* [WORK REQUIRED]: Retype the material word for word.

* [EXERCISE INPUT]:
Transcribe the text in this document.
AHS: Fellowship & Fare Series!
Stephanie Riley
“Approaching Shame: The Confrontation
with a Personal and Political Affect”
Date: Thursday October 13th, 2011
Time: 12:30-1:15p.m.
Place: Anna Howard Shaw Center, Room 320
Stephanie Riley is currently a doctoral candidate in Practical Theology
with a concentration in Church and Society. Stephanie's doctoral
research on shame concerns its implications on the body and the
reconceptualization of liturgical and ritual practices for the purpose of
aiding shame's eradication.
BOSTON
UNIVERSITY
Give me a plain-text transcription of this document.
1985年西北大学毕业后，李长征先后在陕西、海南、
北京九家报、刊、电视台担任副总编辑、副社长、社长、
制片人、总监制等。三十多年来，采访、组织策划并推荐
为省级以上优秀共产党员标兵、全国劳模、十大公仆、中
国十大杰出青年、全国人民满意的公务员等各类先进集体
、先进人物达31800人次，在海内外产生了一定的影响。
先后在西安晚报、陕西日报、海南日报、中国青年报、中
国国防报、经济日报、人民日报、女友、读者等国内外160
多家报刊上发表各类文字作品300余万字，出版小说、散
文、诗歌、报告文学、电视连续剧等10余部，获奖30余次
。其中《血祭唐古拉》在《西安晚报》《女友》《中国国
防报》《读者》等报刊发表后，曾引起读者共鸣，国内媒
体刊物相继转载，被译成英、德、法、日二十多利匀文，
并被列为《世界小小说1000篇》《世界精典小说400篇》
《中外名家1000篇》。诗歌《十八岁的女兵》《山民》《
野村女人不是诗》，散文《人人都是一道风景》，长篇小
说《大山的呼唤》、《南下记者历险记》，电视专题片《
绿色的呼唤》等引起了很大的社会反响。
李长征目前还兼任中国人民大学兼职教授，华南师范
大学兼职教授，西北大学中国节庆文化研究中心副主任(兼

* [OUTPUT]:
Transcribe the text in this document.
AHS: Fellowship & Fare Series!
Stephanie Riley
“Approaching Shame: The Confrontation
with a Personal and Political Affect”
Date: Thursday October 13th, 2011
Time: 12:30-1:15p.m.
Place: Anna Howard Shaw Center, Room 320
Stephanie Riley is currently a doctoral candidate in Practical Theology
with a concentration in Church and Society. Stephanie's doctoral
research on shame concerns its implications on the body and the
reconceptualization of liturgical and ritual practices for the purpose of
aiding shame's eradication.
BOSTON
UNIVERSITY
Give me a plain-text transcription of this document.
1985年西北大学毕业后，李长征先后在陕西、海南、
北京九家报、刊、电视台担任副总编辑、副社长、社长、
制片人、总监制等。三十多年来，采访、组织策划并推荐
为省级以上优秀共产党员标兵、全国劳模、十大公仆、中
国十大杰出青年、全国人民满意的公务员等各类先进集体
、先进人物达31800人次，在海内外产生了一定的影响。
先后在西安晚报、陕西日报、海南日报、中国青年报、中
国国防报、经济日报、人民日报、女友、读者等国内外160
多家报刊上发表各类文字作品300余万字，出版小说、散
文、诗歌、报告文学、电视连续剧等10余部，获奖30余次
。其中《血祭唐古拉》在《西安晚报》《女友》《中国国
防报》《读者》等报刊发表后，曾引起读者共鸣，国内媒
体刊物相继转载，被译成英、德、法、日二十多利匀文，
并被列为《世界小小说1000篇》《世界精典小说400篇》
《中外名家1000篇》。诗歌《十八岁的女兵》《山民》《
野村女人不是诗》，散文《人人都是一道风景》，长篇小
说《大山的呼唤》、《南下记者历险记》，电视专题片《
绿色的呼唤》等引起了很大的社会反响。
李长征目前还兼任中国人民大学兼职教授，华南师范
大学兼职教授，西北大学中国节庆文化研究中心副主任(兼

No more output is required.